Where a line below holds the string "title", copy that line.
### INFORMATION SUPPLIED ###
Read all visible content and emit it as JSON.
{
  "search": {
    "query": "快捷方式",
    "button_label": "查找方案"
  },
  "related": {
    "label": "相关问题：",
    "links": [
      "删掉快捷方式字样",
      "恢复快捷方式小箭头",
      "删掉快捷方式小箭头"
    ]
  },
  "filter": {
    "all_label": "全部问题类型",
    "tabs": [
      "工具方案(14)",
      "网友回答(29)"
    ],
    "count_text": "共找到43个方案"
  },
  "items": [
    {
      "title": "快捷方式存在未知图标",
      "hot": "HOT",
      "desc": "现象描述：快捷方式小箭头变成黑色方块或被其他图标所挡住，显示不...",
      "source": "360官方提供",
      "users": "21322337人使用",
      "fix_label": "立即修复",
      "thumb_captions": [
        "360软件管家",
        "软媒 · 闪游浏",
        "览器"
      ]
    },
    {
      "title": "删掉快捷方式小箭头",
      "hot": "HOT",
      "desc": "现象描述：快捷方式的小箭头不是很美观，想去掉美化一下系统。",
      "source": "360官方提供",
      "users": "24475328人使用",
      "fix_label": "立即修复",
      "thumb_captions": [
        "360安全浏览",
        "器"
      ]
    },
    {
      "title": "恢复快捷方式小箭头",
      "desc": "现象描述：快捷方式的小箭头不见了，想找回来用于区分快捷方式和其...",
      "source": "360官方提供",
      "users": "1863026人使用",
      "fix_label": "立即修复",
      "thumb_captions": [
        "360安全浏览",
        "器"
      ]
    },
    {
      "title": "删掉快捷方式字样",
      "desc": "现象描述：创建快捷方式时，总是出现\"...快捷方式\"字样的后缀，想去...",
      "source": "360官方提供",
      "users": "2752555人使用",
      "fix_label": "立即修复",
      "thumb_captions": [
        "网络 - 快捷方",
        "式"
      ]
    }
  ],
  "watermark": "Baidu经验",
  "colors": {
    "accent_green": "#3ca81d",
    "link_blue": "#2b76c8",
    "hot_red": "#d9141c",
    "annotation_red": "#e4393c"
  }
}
###
_RESPONSE TO THIS EXERCISE_
      "title": "快捷方式存在未知图标",
      "title": "删掉快捷方式小箭头",
      "title": "恢复快捷方式小箭头",
      "title": "删掉快捷方式字样",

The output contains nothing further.